** Begin ENTRIES SHOWN **

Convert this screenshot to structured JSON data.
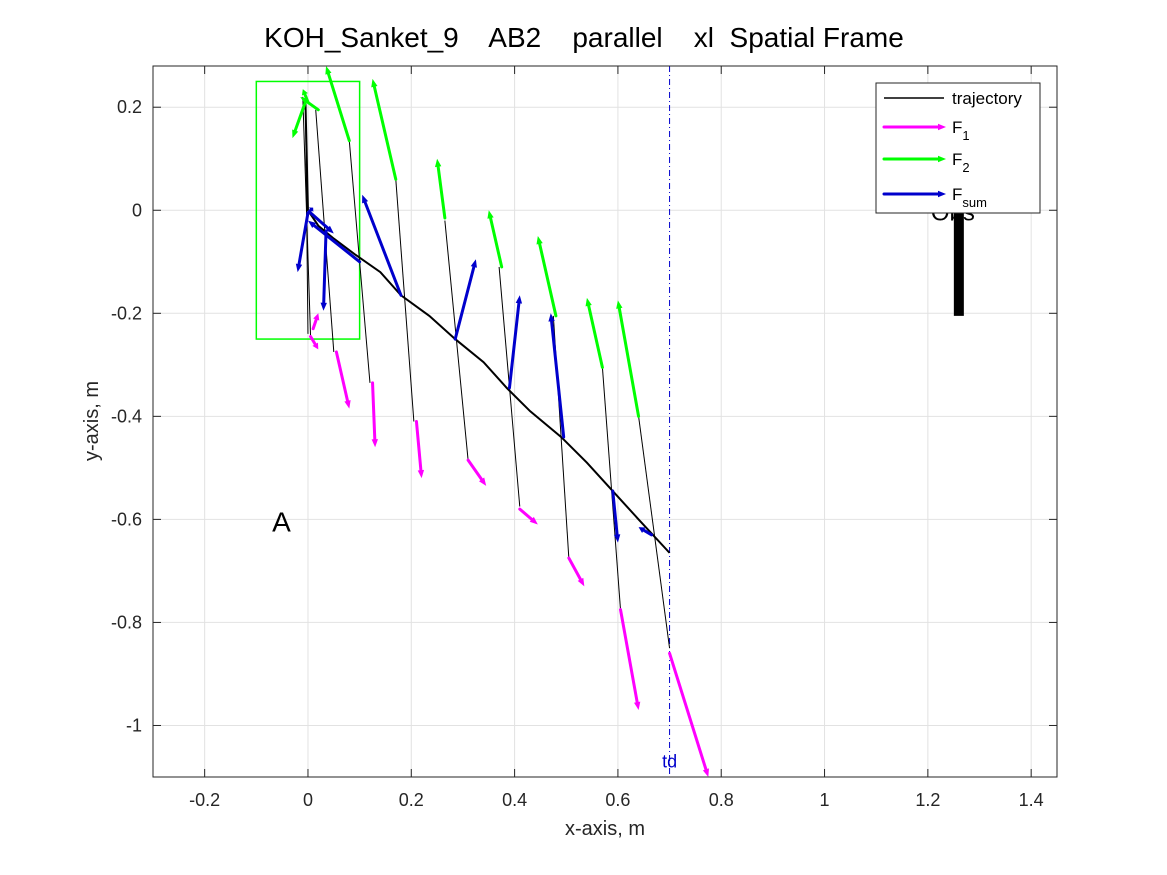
{
  "chart_data": {
    "type": "line",
    "title": "KOH_Sanket_9    AB2    parallel    xl  Spatial Frame",
    "xlabel": "x-axis, m",
    "ylabel": "y-axis, m",
    "xlim": [
      -0.3,
      1.45
    ],
    "ylim": [
      -1.1,
      0.28
    ],
    "xticks": [
      -0.2,
      0,
      0.2,
      0.4,
      0.6,
      0.8,
      1,
      1.2,
      1.4
    ],
    "xtick_labels": [
      "-0.2",
      "0",
      "0.2",
      "0.4",
      "0.6",
      "0.8",
      "1",
      "1.2",
      "1.4"
    ],
    "yticks": [
      0.2,
      0,
      -0.2,
      -0.4,
      -0.6,
      -0.8,
      -1
    ],
    "ytick_labels": [
      "0.2",
      "0",
      "-0.2",
      "-0.4",
      "-0.6",
      "-0.8",
      "-1"
    ],
    "grid": true,
    "legend": {
      "placement": "top-right",
      "entries": [
        {
          "label": "trajectory",
          "sub": "",
          "color": "#000000",
          "style": "line"
        },
        {
          "label": "F",
          "sub": "1",
          "color": "#ff00ff",
          "style": "arrow"
        },
        {
          "label": "F",
          "sub": "2",
          "color": "#00ff00",
          "style": "arrow"
        },
        {
          "label": "F",
          "sub": "sum",
          "color": "#0000cc",
          "style": "arrow"
        }
      ]
    },
    "trajectory": {
      "x": [
        -0.005,
        0.0,
        0.02,
        0.05,
        0.09,
        0.14,
        0.18,
        0.235,
        0.285,
        0.34,
        0.385,
        0.43,
        0.49,
        0.54,
        0.59,
        0.64,
        0.7
      ],
      "y": [
        0.215,
        0.0,
        -0.03,
        -0.055,
        -0.085,
        -0.12,
        -0.165,
        -0.205,
        -0.25,
        -0.295,
        -0.345,
        -0.39,
        -0.44,
        -0.49,
        -0.545,
        -0.6,
        -0.665
      ]
    },
    "links": [
      {
        "x": [
          -0.005,
          0.0
        ],
        "y": [
          0.215,
          -0.24
        ]
      },
      {
        "x": [
          -0.01,
          0.005
        ],
        "y": [
          0.22,
          -0.245
        ]
      },
      {
        "x": [
          0.015,
          0.05
        ],
        "y": [
          0.195,
          -0.275
        ]
      },
      {
        "x": [
          0.08,
          0.12
        ],
        "y": [
          0.135,
          -0.335
        ]
      },
      {
        "x": [
          0.17,
          0.205
        ],
        "y": [
          0.06,
          -0.41
        ]
      },
      {
        "x": [
          0.265,
          0.31
        ],
        "y": [
          -0.02,
          -0.485
        ]
      },
      {
        "x": [
          0.37,
          0.41
        ],
        "y": [
          -0.11,
          -0.575
        ]
      },
      {
        "x": [
          0.475,
          0.505
        ],
        "y": [
          -0.205,
          -0.675
        ]
      },
      {
        "x": [
          0.57,
          0.605
        ],
        "y": [
          -0.305,
          -0.775
        ]
      },
      {
        "x": [
          0.64,
          0.7
        ],
        "y": [
          -0.4,
          -0.85
        ]
      }
    ],
    "F1_arrows": [
      {
        "x0": 0.005,
        "y0": -0.245,
        "x1": 0.02,
        "y1": -0.27
      },
      {
        "x0": 0.01,
        "y0": -0.23,
        "x1": 0.02,
        "y1": -0.2
      },
      {
        "x0": 0.055,
        "y0": -0.275,
        "x1": 0.08,
        "y1": -0.385
      },
      {
        "x0": 0.125,
        "y0": -0.335,
        "x1": 0.13,
        "y1": -0.46
      },
      {
        "x0": 0.21,
        "y0": -0.41,
        "x1": 0.22,
        "y1": -0.52
      },
      {
        "x0": 0.31,
        "y0": -0.485,
        "x1": 0.345,
        "y1": -0.535
      },
      {
        "x0": 0.41,
        "y0": -0.58,
        "x1": 0.445,
        "y1": -0.61
      },
      {
        "x0": 0.505,
        "y0": -0.675,
        "x1": 0.535,
        "y1": -0.73
      },
      {
        "x0": 0.605,
        "y0": -0.775,
        "x1": 0.64,
        "y1": -0.97
      },
      {
        "x0": 0.7,
        "y0": -0.86,
        "x1": 0.775,
        "y1": -1.1
      }
    ],
    "F2_arrows": [
      {
        "x0": -0.005,
        "y0": 0.21,
        "x1": -0.03,
        "y1": 0.14
      },
      {
        "x0": 0.02,
        "y0": 0.195,
        "x1": -0.015,
        "y1": 0.22
      },
      {
        "x0": 0.0,
        "y0": 0.21,
        "x1": -0.01,
        "y1": 0.235
      },
      {
        "x0": 0.08,
        "y0": 0.135,
        "x1": 0.035,
        "y1": 0.28
      },
      {
        "x0": 0.17,
        "y0": 0.06,
        "x1": 0.125,
        "y1": 0.255
      },
      {
        "x0": 0.265,
        "y0": -0.015,
        "x1": 0.25,
        "y1": 0.1
      },
      {
        "x0": 0.375,
        "y0": -0.11,
        "x1": 0.35,
        "y1": 0.0
      },
      {
        "x0": 0.48,
        "y0": -0.205,
        "x1": 0.445,
        "y1": -0.05
      },
      {
        "x0": 0.57,
        "y0": -0.305,
        "x1": 0.54,
        "y1": -0.17
      },
      {
        "x0": 0.64,
        "y0": -0.4,
        "x1": 0.6,
        "y1": -0.175
      }
    ],
    "Fsum_arrows": [
      {
        "x0": 0.0,
        "y0": -0.005,
        "x1": -0.02,
        "y1": -0.12
      },
      {
        "x0": 0.0,
        "y0": -0.005,
        "x1": 0.01,
        "y1": 0.005
      },
      {
        "x0": 0.005,
        "y0": -0.005,
        "x1": 0.05,
        "y1": -0.045
      },
      {
        "x0": 0.035,
        "y0": -0.04,
        "x1": 0.03,
        "y1": -0.195
      },
      {
        "x0": 0.1,
        "y0": -0.1,
        "x1": 0.0,
        "y1": -0.02
      },
      {
        "x0": 0.18,
        "y0": -0.165,
        "x1": 0.105,
        "y1": 0.03
      },
      {
        "x0": 0.285,
        "y0": -0.25,
        "x1": 0.325,
        "y1": -0.095
      },
      {
        "x0": 0.39,
        "y0": -0.345,
        "x1": 0.41,
        "y1": -0.165
      },
      {
        "x0": 0.495,
        "y0": -0.44,
        "x1": 0.47,
        "y1": -0.2
      },
      {
        "x0": 0.59,
        "y0": -0.545,
        "x1": 0.6,
        "y1": -0.645
      },
      {
        "x0": 0.665,
        "y0": -0.63,
        "x1": 0.64,
        "y1": -0.615
      }
    ],
    "box": {
      "x": [
        -0.1,
        0.1
      ],
      "y": [
        -0.25,
        0.25
      ],
      "color": "#00ff00"
    },
    "obstacle": {
      "x": 1.26,
      "y": [
        -0.205,
        0.0
      ],
      "color": "#000000"
    },
    "td_line": {
      "x": 0.7,
      "color": "#0000cc"
    },
    "annotations": [
      {
        "text": "A",
        "x": -0.05,
        "y": -0.6,
        "color": "#000000"
      },
      {
        "text": "td",
        "x": 0.7,
        "y": -1.08,
        "color": "#0000cc"
      },
      {
        "text": "Obs",
        "x": 1.26,
        "y": 0.0,
        "color": "#000000"
      }
    ]
  }
}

** End ENTRIES SHOWN **

> [WORK TO BE COMPLETED]
Each line in the records above should be reproduced exactly; images are not copied.

> [WRITTEN SOLUTION]
Convert this screenshot to structured JSON data.
{
  "chart_data": {
    "type": "line",
    "title": "KOH_Sanket_9    AB2    parallel    xl  Spatial Frame",
    "xlabel": "x-axis, m",
    "ylabel": "y-axis, m",
    "xlim": [
      -0.3,
      1.45
    ],
    "ylim": [
      -1.1,
      0.28
    ],
    "xticks": [
      -0.2,
      0,
      0.2,
      0.4,
      0.6,
      0.8,
      1,
      1.2,
      1.4
    ],
    "xtick_labels": [
      "-0.2",
      "0",
      "0.2",
      "0.4",
      "0.6",
      "0.8",
      "1",
      "1.2",
      "1.4"
    ],
    "yticks": [
      0.2,
      0,
      -0.2,
      -0.4,
      -0.6,
      -0.8,
      -1
    ],
    "ytick_labels": [
      "0.2",
      "0",
      "-0.2",
      "-0.4",
      "-0.6",
      "-0.8",
      "-1"
    ],
    "grid": true,
    "legend": {
      "placement": "top-right",
      "entries": [
        {
          "label": "trajectory",
          "sub": "",
          "color": "#000000",
          "style": "line"
        },
        {
          "label": "F",
          "sub": "1",
          "color": "#ff00ff",
          "style": "arrow"
        },
        {
          "label": "F",
          "sub": "2",
          "color": "#00ff00",
          "style": "arrow"
        },
        {
          "label": "F",
          "sub": "sum",
          "color": "#0000cc",
          "style": "arrow"
        }
      ]
    },
    "trajectory": {
      "x": [
        -0.005,
        0.0,
        0.02,
        0.05,
        0.09,
        0.14,
        0.18,
        0.235,
        0.285,
        0.34,
        0.385,
        0.43,
        0.49,
        0.54,
        0.59,
        0.64,
        0.7
      ],
      "y": [
        0.215,
        0.0,
        -0.03,
        -0.055,
        -0.085,
        -0.12,
        -0.165,
        -0.205,
        -0.25,
        -0.295,
        -0.345,
        -0.39,
        -0.44,
        -0.49,
        -0.545,
        -0.6,
        -0.665
      ]
    },
    "links": [
      {
        "x": [
          -0.005,
          0.0
        ],
        "y": [
          0.215,
          -0.24
        ]
      },
      {
        "x": [
          -0.01,
          0.005
        ],
        "y": [
          0.22,
          -0.245
        ]
      },
      {
        "x": [
          0.015,
          0.05
        ],
        "y": [
          0.195,
          -0.275
        ]
      },
      {
        "x": [
          0.08,
          0.12
        ],
        "y": [
          0.135,
          -0.335
        ]
      },
      {
        "x": [
          0.17,
          0.205
        ],
        "y": [
          0.06,
          -0.41
        ]
      },
      {
        "x": [
          0.265,
          0.31
        ],
        "y": [
          -0.02,
          -0.485
        ]
      },
      {
        "x": [
          0.37,
          0.41
        ],
        "y": [
          -0.11,
          -0.575
        ]
      },
      {
        "x": [
          0.475,
          0.505
        ],
        "y": [
          -0.205,
          -0.675
        ]
      },
      {
        "x": [
          0.57,
          0.605
        ],
        "y": [
          -0.305,
          -0.775
        ]
      },
      {
        "x": [
          0.64,
          0.7
        ],
        "y": [
          -0.4,
          -0.85
        ]
      }
    ],
    "F1_arrows": [
      {
        "x0": 0.005,
        "y0": -0.245,
        "x1": 0.02,
        "y1": -0.27
      },
      {
        "x0": 0.01,
        "y0": -0.23,
        "x1": 0.02,
        "y1": -0.2
      },
      {
        "x0": 0.055,
        "y0": -0.275,
        "x1": 0.08,
        "y1": -0.385
      },
      {
        "x0": 0.125,
        "y0": -0.335,
        "x1": 0.13,
        "y1": -0.46
      },
      {
        "x0": 0.21,
        "y0": -0.41,
        "x1": 0.22,
        "y1": -0.52
      },
      {
        "x0": 0.31,
        "y0": -0.485,
        "x1": 0.345,
        "y1": -0.535
      },
      {
        "x0": 0.41,
        "y0": -0.58,
        "x1": 0.445,
        "y1": -0.61
      },
      {
        "x0": 0.505,
        "y0": -0.675,
        "x1": 0.535,
        "y1": -0.73
      },
      {
        "x0": 0.605,
        "y0": -0.775,
        "x1": 0.64,
        "y1": -0.97
      },
      {
        "x0": 0.7,
        "y0": -0.86,
        "x1": 0.775,
        "y1": -1.1
      }
    ],
    "F2_arrows": [
      {
        "x0": -0.005,
        "y0": 0.21,
        "x1": -0.03,
        "y1": 0.14
      },
      {
        "x0": 0.02,
        "y0": 0.195,
        "x1": -0.015,
        "y1": 0.22
      },
      {
        "x0": 0.0,
        "y0": 0.21,
        "x1": -0.01,
        "y1": 0.235
      },
      {
        "x0": 0.08,
        "y0": 0.135,
        "x1": 0.035,
        "y1": 0.28
      },
      {
        "x0": 0.17,
        "y0": 0.06,
        "x1": 0.125,
        "y1": 0.255
      },
      {
        "x0": 0.265,
        "y0": -0.015,
        "x1": 0.25,
        "y1": 0.1
      },
      {
        "x0": 0.375,
        "y0": -0.11,
        "x1": 0.35,
        "y1": 0.0
      },
      {
        "x0": 0.48,
        "y0": -0.205,
        "x1": 0.445,
        "y1": -0.05
      },
      {
        "x0": 0.57,
        "y0": -0.305,
        "x1": 0.54,
        "y1": -0.17
      },
      {
        "x0": 0.64,
        "y0": -0.4,
        "x1": 0.6,
        "y1": -0.175
      }
    ],
    "Fsum_arrows": [
      {
        "x0": 0.0,
        "y0": -0.005,
        "x1": -0.02,
        "y1": -0.12
      },
      {
        "x0": 0.0,
        "y0": -0.005,
        "x1": 0.01,
        "y1": 0.005
      },
      {
        "x0": 0.005,
        "y0": -0.005,
        "x1": 0.05,
        "y1": -0.045
      },
      {
        "x0": 0.035,
        "y0": -0.04,
        "x1": 0.03,
        "y1": -0.195
      },
      {
        "x0": 0.1,
        "y0": -0.1,
        "x1": 0.0,
        "y1": -0.02
      },
      {
        "x0": 0.18,
        "y0": -0.165,
        "x1": 0.105,
        "y1": 0.03
      },
      {
        "x0": 0.285,
        "y0": -0.25,
        "x1": 0.325,
        "y1": -0.095
      },
      {
        "x0": 0.39,
        "y0": -0.345,
        "x1": 0.41,
        "y1": -0.165
      },
      {
        "x0": 0.495,
        "y0": -0.44,
        "x1": 0.47,
        "y1": -0.2
      },
      {
        "x0": 0.59,
        "y0": -0.545,
        "x1": 0.6,
        "y1": -0.645
      },
      {
        "x0": 0.665,
        "y0": -0.63,
        "x1": 0.64,
        "y1": -0.615
      }
    ],
    "box": {
      "x": [
        -0.1,
        0.1
      ],
      "y": [
        -0.25,
        0.25
      ],
      "color": "#00ff00"
    },
    "obstacle": {
      "x": 1.26,
      "y": [
        -0.205,
        0.0
      ],
      "color": "#000000"
    },
    "td_line": {
      "x": 0.7,
      "color": "#0000cc"
    },
    "annotations": [
      {
        "text": "A",
        "x": -0.05,
        "y": -0.6,
        "color": "#000000"
      },
      {
        "text": "td",
        "x": 0.7,
        "y": -1.08,
        "color": "#0000cc"
      },
      {
        "text": "Obs",
        "x": 1.26,
        "y": 0.0,
        "color": "#000000"
      }
    ]
  }
}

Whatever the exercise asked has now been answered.